[start Exercise input]

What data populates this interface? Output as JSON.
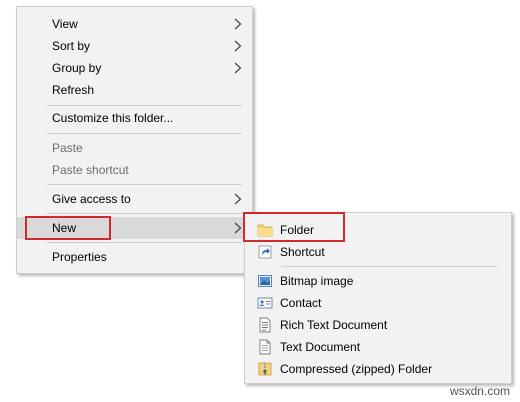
{
  "context_menu": {
    "items": [
      {
        "label": "View",
        "submenu": true
      },
      {
        "label": "Sort by",
        "submenu": true
      },
      {
        "label": "Group by",
        "submenu": true
      },
      {
        "label": "Refresh"
      },
      {
        "label": "Customize this folder..."
      },
      {
        "label": "Paste",
        "disabled": true
      },
      {
        "label": "Paste shortcut",
        "disabled": true
      },
      {
        "label": "Give access to",
        "submenu": true
      },
      {
        "label": "New",
        "submenu": true,
        "highlighted": true
      },
      {
        "label": "Properties"
      }
    ]
  },
  "new_submenu": {
    "items": [
      {
        "label": "Folder",
        "icon": "folder-icon",
        "highlighted": true
      },
      {
        "label": "Shortcut",
        "icon": "shortcut-icon"
      },
      {
        "label": "Bitmap image",
        "icon": "bitmap-image-icon"
      },
      {
        "label": "Contact",
        "icon": "contact-icon"
      },
      {
        "label": "Rich Text Document",
        "icon": "rich-text-document-icon"
      },
      {
        "label": "Text Document",
        "icon": "text-document-icon"
      },
      {
        "label": "Compressed (zipped) Folder",
        "icon": "zip-folder-icon"
      }
    ]
  },
  "colors": {
    "highlight_border": "#d12b2b",
    "menu_bg": "#f2f2f2",
    "hover_bg": "#d9d9d9"
  },
  "watermark": "wsxdn.com"
}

[end Exercise input]

▶ Task statement
Write out the entries above verbatim; the pictures do not belong in your copy.

▶ Solution for this task
What data populates this interface? Output as JSON.
{
  "context_menu": {
    "items": [
      {
        "label": "View",
        "submenu": true
      },
      {
        "label": "Sort by",
        "submenu": true
      },
      {
        "label": "Group by",
        "submenu": true
      },
      {
        "label": "Refresh"
      },
      {
        "label": "Customize this folder..."
      },
      {
        "label": "Paste",
        "disabled": true
      },
      {
        "label": "Paste shortcut",
        "disabled": true
      },
      {
        "label": "Give access to",
        "submenu": true
      },
      {
        "label": "New",
        "submenu": true,
        "highlighted": true
      },
      {
        "label": "Properties"
      }
    ]
  },
  "new_submenu": {
    "items": [
      {
        "label": "Folder",
        "icon": "folder-icon",
        "highlighted": true
      },
      {
        "label": "Shortcut",
        "icon": "shortcut-icon"
      },
      {
        "label": "Bitmap image",
        "icon": "bitmap-image-icon"
      },
      {
        "label": "Contact",
        "icon": "contact-icon"
      },
      {
        "label": "Rich Text Document",
        "icon": "rich-text-document-icon"
      },
      {
        "label": "Text Document",
        "icon": "text-document-icon"
      },
      {
        "label": "Compressed (zipped) Folder",
        "icon": "zip-folder-icon"
      }
    ]
  },
  "colors": {
    "highlight_border": "#d12b2b",
    "menu_bg": "#f2f2f2",
    "hover_bg": "#d9d9d9"
  },
  "watermark": "wsxdn.com"
}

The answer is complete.